[Items listed in a dataset]
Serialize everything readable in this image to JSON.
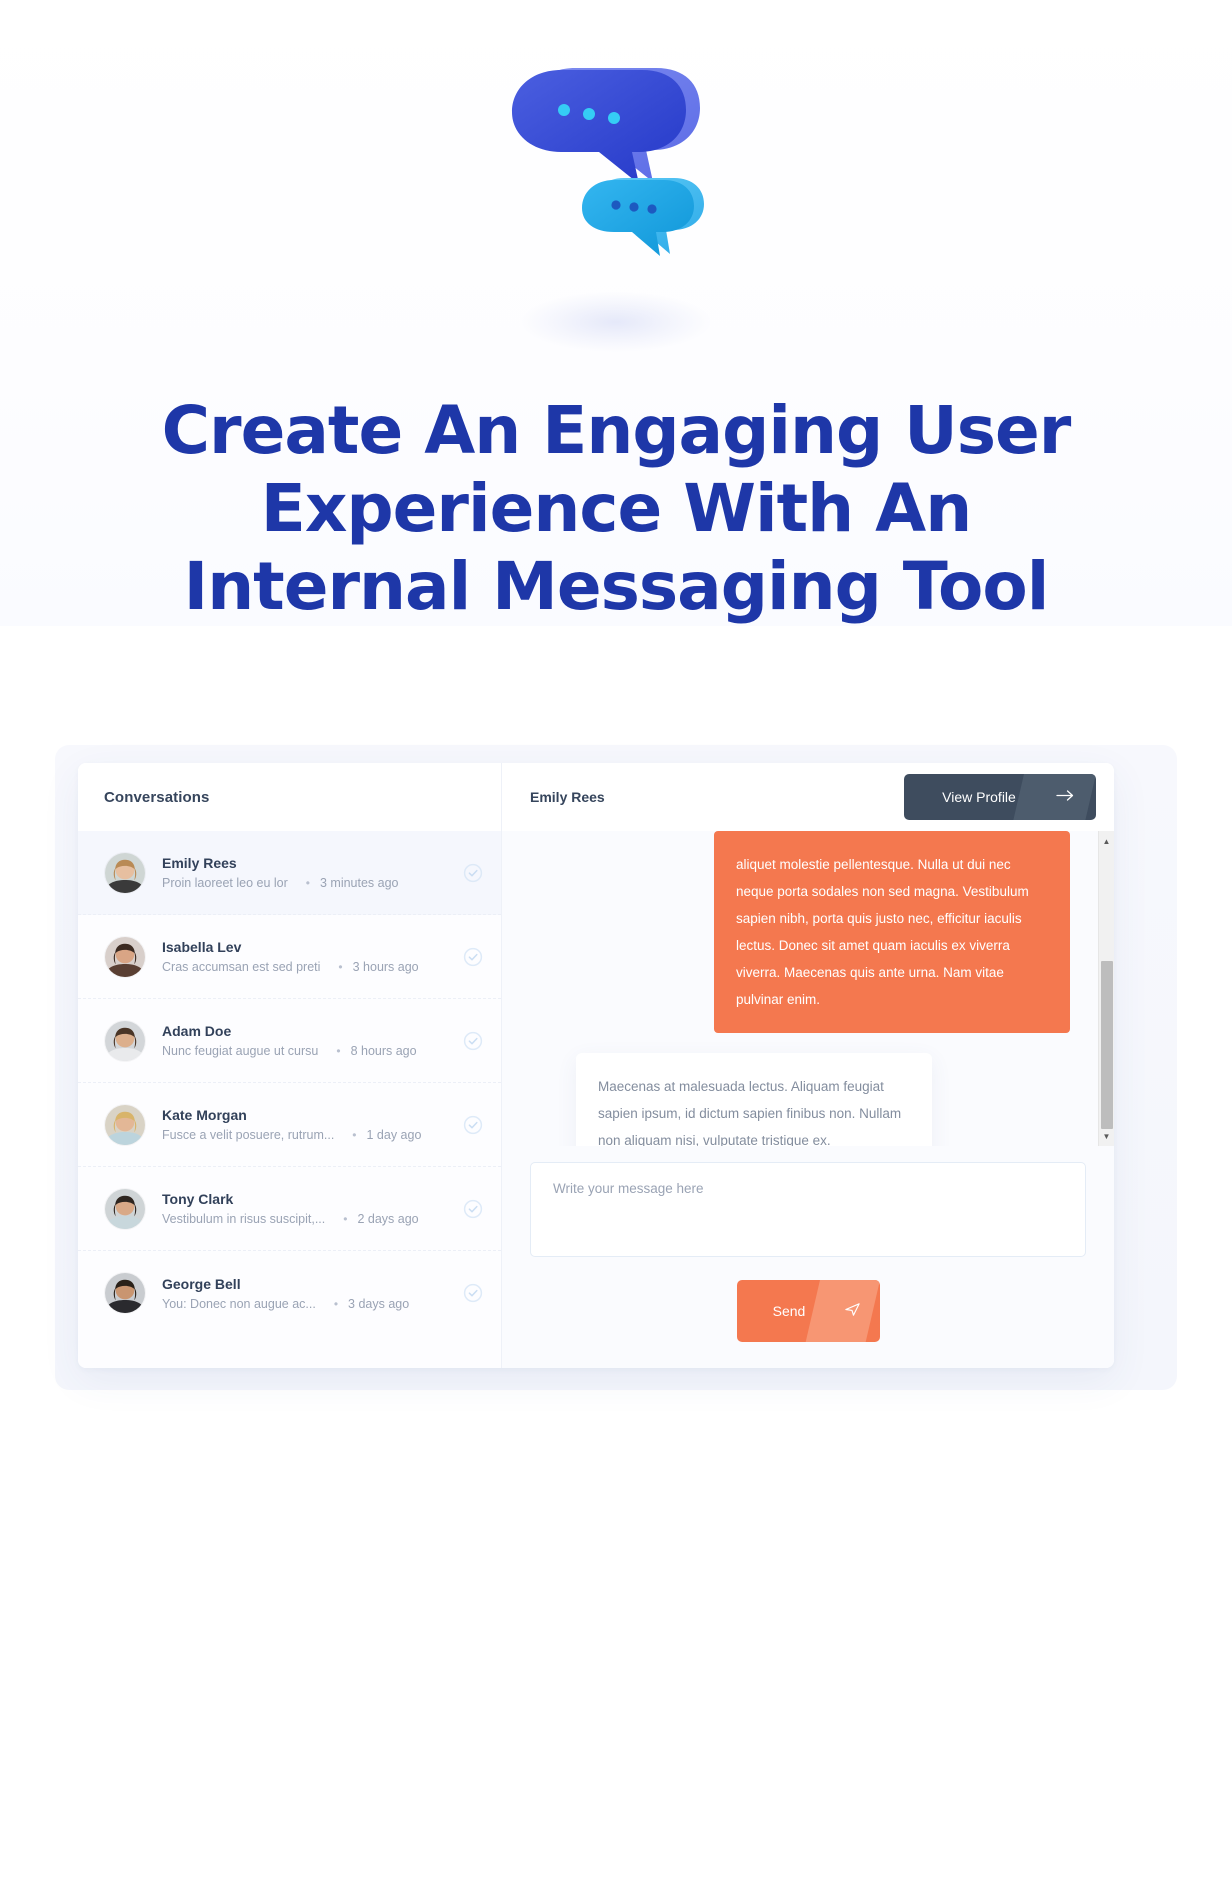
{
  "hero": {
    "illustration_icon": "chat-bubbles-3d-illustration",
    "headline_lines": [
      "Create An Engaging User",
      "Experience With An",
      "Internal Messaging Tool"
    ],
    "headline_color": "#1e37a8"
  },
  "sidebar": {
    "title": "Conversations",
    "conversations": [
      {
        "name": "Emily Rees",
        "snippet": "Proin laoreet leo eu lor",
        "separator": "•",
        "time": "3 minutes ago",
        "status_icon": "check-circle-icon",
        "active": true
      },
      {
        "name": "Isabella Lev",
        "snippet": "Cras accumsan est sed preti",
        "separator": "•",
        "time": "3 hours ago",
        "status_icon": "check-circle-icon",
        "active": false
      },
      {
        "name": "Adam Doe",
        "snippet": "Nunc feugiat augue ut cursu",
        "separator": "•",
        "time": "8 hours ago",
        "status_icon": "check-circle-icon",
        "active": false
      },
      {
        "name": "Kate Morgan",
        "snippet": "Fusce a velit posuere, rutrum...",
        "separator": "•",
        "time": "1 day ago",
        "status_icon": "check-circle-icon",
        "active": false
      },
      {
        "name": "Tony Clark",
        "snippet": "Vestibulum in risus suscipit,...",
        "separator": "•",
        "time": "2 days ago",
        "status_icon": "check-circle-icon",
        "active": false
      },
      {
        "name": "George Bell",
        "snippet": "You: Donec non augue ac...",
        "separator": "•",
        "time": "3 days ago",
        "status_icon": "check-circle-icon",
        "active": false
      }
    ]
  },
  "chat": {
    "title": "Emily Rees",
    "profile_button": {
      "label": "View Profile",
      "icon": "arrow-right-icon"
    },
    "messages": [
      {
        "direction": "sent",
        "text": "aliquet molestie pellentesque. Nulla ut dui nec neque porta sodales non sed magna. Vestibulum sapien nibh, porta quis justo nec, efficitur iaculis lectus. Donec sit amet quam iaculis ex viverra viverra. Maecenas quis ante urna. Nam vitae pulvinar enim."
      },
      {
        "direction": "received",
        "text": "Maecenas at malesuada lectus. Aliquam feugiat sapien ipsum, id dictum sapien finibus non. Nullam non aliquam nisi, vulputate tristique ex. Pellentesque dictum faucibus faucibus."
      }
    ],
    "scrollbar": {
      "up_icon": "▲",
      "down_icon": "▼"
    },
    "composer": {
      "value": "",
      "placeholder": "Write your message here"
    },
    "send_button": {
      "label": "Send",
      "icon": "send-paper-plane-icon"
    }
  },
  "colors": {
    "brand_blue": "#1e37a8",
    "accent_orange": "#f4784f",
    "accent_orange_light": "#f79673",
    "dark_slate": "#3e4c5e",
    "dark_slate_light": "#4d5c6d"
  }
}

__EXERCISE PROMPT__.
Pick out each line that holds the string "time".

__FULL OUTPUT__.
        "time": "3 minutes ago",
        "time": "3 hours ago",
        "time": "8 hours ago",
        "time": "1 day ago",
        "time": "2 days ago",
        "time": "3 days ago",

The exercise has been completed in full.